REQUEST:
Present the data once more in exactly its original form.

INPUT DATA:
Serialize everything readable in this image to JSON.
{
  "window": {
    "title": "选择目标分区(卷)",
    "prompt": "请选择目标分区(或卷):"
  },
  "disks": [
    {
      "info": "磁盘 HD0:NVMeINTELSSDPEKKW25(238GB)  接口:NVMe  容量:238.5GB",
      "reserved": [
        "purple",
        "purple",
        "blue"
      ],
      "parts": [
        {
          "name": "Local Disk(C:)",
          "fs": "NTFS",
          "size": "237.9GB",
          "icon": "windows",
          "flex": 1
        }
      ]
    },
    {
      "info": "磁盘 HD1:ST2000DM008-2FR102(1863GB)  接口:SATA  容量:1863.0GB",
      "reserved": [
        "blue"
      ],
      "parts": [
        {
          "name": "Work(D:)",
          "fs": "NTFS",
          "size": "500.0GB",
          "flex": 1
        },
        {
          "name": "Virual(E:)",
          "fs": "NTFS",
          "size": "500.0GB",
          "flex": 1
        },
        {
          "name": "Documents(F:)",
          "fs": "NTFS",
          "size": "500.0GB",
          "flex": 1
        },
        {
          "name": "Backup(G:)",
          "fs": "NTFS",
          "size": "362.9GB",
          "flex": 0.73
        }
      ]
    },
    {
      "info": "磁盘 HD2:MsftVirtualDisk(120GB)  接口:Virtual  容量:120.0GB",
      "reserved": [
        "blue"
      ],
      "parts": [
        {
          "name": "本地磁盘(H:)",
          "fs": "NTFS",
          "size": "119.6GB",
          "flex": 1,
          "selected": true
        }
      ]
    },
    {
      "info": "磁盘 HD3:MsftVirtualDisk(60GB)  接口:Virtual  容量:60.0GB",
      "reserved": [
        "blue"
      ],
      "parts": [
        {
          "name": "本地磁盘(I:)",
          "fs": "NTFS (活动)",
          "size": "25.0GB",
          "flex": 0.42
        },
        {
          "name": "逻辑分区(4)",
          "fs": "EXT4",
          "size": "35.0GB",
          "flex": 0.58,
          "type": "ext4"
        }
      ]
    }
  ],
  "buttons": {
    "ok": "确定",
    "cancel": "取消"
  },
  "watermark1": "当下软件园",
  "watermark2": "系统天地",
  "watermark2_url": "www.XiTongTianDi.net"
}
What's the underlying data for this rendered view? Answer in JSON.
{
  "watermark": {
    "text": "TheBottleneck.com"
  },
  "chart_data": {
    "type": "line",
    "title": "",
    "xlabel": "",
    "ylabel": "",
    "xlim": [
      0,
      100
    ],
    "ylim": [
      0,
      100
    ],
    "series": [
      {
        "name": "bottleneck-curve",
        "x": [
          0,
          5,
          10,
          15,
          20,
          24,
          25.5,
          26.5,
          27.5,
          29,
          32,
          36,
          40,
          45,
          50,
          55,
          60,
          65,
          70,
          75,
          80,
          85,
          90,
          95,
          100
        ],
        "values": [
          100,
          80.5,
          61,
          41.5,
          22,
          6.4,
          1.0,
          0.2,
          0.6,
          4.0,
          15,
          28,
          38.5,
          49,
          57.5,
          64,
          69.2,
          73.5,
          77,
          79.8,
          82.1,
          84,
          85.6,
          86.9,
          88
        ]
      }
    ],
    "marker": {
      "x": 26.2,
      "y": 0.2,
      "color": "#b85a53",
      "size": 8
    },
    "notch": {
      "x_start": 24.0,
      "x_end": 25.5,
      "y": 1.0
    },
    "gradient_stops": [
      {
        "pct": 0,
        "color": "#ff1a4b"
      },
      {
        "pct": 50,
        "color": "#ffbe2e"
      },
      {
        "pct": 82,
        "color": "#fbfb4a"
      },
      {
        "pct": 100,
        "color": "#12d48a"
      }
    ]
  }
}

TASK RESULT:
Serialize everything readable in this image to JSON.
{
  "window": {
    "title": "选择目标分区(卷)",
    "prompt": "请选择目标分区(或卷):"
  },
  "disks": [
    {
      "info": "磁盘 HD0:NVMeINTELSSDPEKKW25(238GB)  接口:NVMe  容量:238.5GB",
      "reserved": [
        "purple",
        "purple",
        "blue"
      ],
      "parts": [
        {
          "name": "Local Disk(C:)",
          "fs": "NTFS",
          "size": "237.9GB",
          "icon": "windows",
          "flex": 1
        }
      ]
    },
    {
      "info": "磁盘 HD1:ST2000DM008-2FR102(1863GB)  接口:SATA  容量:1863.0GB",
      "reserved": [
        "blue"
      ],
      "parts": [
        {
          "name": "Work(D:)",
          "fs": "NTFS",
          "size": "500.0GB",
          "flex": 1
        },
        {
          "name": "Virual(E:)",
          "fs": "NTFS",
          "size": "500.0GB",
          "flex": 1
        },
        {
          "name": "Documents(F:)",
          "fs": "NTFS",
          "size": "500.0GB",
          "flex": 1
        },
        {
          "name": "Backup(G:)",
          "fs": "NTFS",
          "size": "362.9GB",
          "flex": 0.73
        }
      ]
    },
    {
      "info": "磁盘 HD2:MsftVirtualDisk(120GB)  接口:Virtual  容量:120.0GB",
      "reserved": [
        "blue"
      ],
      "parts": [
        {
          "name": "本地磁盘(H:)",
          "fs": "NTFS",
          "size": "119.6GB",
          "flex": 1,
          "selected": true
        }
      ]
    },
    {
      "info": "磁盘 HD3:MsftVirtualDisk(60GB)  接口:Virtual  容量:60.0GB",
      "reserved": [
        "blue"
      ],
      "parts": [
        {
          "name": "本地磁盘(I:)",
          "fs": "NTFS (活动)",
          "size": "25.0GB",
          "flex": 0.42
        },
        {
          "name": "逻辑分区(4)",
          "fs": "EXT4",
          "size": "35.0GB",
          "flex": 0.58,
          "type": "ext4"
        }
      ]
    }
  ],
  "buttons": {
    "ok": "确定",
    "cancel": "取消"
  },
  "watermark1": "当下软件园",
  "watermark2": "系统天地",
  "watermark2_url": "www.XiTongTianDi.net"
}
What's the underlying data for this rendered view? Answer in JSON.
{
  "watermark": {
    "text": "TheBottleneck.com"
  },
  "chart_data": {
    "type": "line",
    "title": "",
    "xlabel": "",
    "ylabel": "",
    "xlim": [
      0,
      100
    ],
    "ylim": [
      0,
      100
    ],
    "series": [
      {
        "name": "bottleneck-curve",
        "x": [
          0,
          5,
          10,
          15,
          20,
          24,
          25.5,
          26.5,
          27.5,
          29,
          32,
          36,
          40,
          45,
          50,
          55,
          60,
          65,
          70,
          75,
          80,
          85,
          90,
          95,
          100
        ],
        "values": [
          100,
          80.5,
          61,
          41.5,
          22,
          6.4,
          1.0,
          0.2,
          0.6,
          4.0,
          15,
          28,
          38.5,
          49,
          57.5,
          64,
          69.2,
          73.5,
          77,
          79.8,
          82.1,
          84,
          85.6,
          86.9,
          88
        ]
      }
    ],
    "marker": {
      "x": 26.2,
      "y": 0.2,
      "color": "#b85a53",
      "size": 8
    },
    "notch": {
      "x_start": 24.0,
      "x_end": 25.5,
      "y": 1.0
    },
    "gradient_stops": [
      {
        "pct": 0,
        "color": "#ff1a4b"
      },
      {
        "pct": 50,
        "color": "#ffbe2e"
      },
      {
        "pct": 82,
        "color": "#fbfb4a"
      },
      {
        "pct": 100,
        "color": "#12d48a"
      }
    ]
  }
}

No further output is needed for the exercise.